▶ **Entries from a dataset**:

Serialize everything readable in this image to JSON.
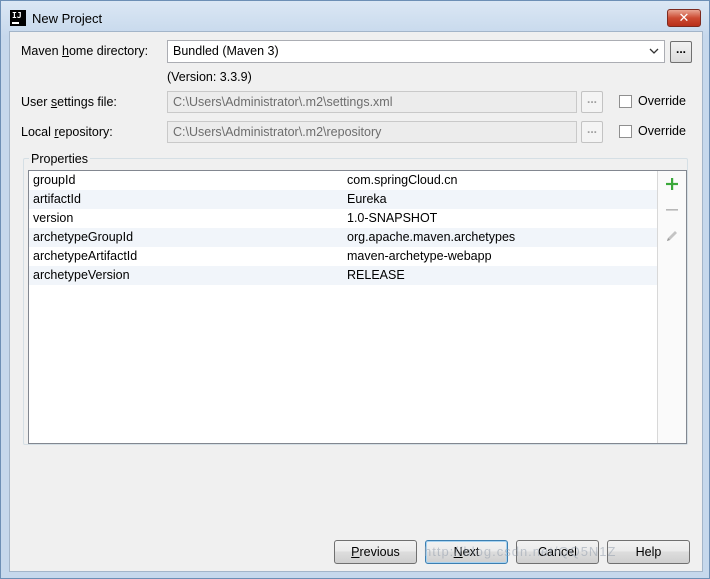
{
  "window": {
    "title": "New Project",
    "app_icon_text": "IJ",
    "close_glyph": "✕"
  },
  "maven_home": {
    "label_pre": "Maven ",
    "label_ul": "h",
    "label_post": "ome directory:",
    "value": "Bundled (Maven 3)",
    "browse_label": "...",
    "version_note": "(Version: 3.3.9)"
  },
  "user_settings": {
    "label_pre": "User ",
    "label_ul": "s",
    "label_post": "ettings file:",
    "value": "C:\\Users\\Administrator\\.m2\\settings.xml",
    "browse_label": "...",
    "override_label": "Override",
    "override_checked": false
  },
  "local_repo": {
    "label_pre": "Local ",
    "label_ul": "r",
    "label_post": "epository:",
    "value": "C:\\Users\\Administrator\\.m2\\repository",
    "browse_label": "...",
    "override_label": "Override",
    "override_checked": false
  },
  "properties": {
    "title": "Properties",
    "rows": [
      {
        "key": "groupId",
        "value": "com.springCloud.cn"
      },
      {
        "key": "artifactId",
        "value": "Eureka"
      },
      {
        "key": "version",
        "value": "1.0-SNAPSHOT"
      },
      {
        "key": "archetypeGroupId",
        "value": "org.apache.maven.archetypes"
      },
      {
        "key": "archetypeArtifactId",
        "value": "maven-archetype-webapp"
      },
      {
        "key": "archetypeVersion",
        "value": "RELEASE"
      }
    ],
    "tools": [
      "plus-icon",
      "minus-icon",
      "pencil-icon"
    ],
    "accent_add": "#3aa83a"
  },
  "buttons": {
    "previous": {
      "ul": "P",
      "rest": "revious"
    },
    "next": {
      "ul": "N",
      "rest": "ext"
    },
    "cancel": {
      "label": "Cancel"
    },
    "help": {
      "label": "Help"
    }
  },
  "watermark": "http://blog.csdn.net/QQ5N1Z"
}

▶ **PROBLEM REQUIREMENTS**: Reproduce the records verbatim, omitting all images they contain.

▶ **WRITTEN ANSWER**:
Serialize everything readable in this image to JSON.
{
  "window": {
    "title": "New Project",
    "app_icon_text": "IJ",
    "close_glyph": "✕"
  },
  "maven_home": {
    "label_pre": "Maven ",
    "label_ul": "h",
    "label_post": "ome directory:",
    "value": "Bundled (Maven 3)",
    "browse_label": "...",
    "version_note": "(Version: 3.3.9)"
  },
  "user_settings": {
    "label_pre": "User ",
    "label_ul": "s",
    "label_post": "ettings file:",
    "value": "C:\\Users\\Administrator\\.m2\\settings.xml",
    "browse_label": "...",
    "override_label": "Override",
    "override_checked": false
  },
  "local_repo": {
    "label_pre": "Local ",
    "label_ul": "r",
    "label_post": "epository:",
    "value": "C:\\Users\\Administrator\\.m2\\repository",
    "browse_label": "...",
    "override_label": "Override",
    "override_checked": false
  },
  "properties": {
    "title": "Properties",
    "rows": [
      {
        "key": "groupId",
        "value": "com.springCloud.cn"
      },
      {
        "key": "artifactId",
        "value": "Eureka"
      },
      {
        "key": "version",
        "value": "1.0-SNAPSHOT"
      },
      {
        "key": "archetypeGroupId",
        "value": "org.apache.maven.archetypes"
      },
      {
        "key": "archetypeArtifactId",
        "value": "maven-archetype-webapp"
      },
      {
        "key": "archetypeVersion",
        "value": "RELEASE"
      }
    ],
    "tools": [
      "plus-icon",
      "minus-icon",
      "pencil-icon"
    ],
    "accent_add": "#3aa83a"
  },
  "buttons": {
    "previous": {
      "ul": "P",
      "rest": "revious"
    },
    "next": {
      "ul": "N",
      "rest": "ext"
    },
    "cancel": {
      "label": "Cancel"
    },
    "help": {
      "label": "Help"
    }
  },
  "watermark": "http://blog.csdn.net/QQ5N1Z"
}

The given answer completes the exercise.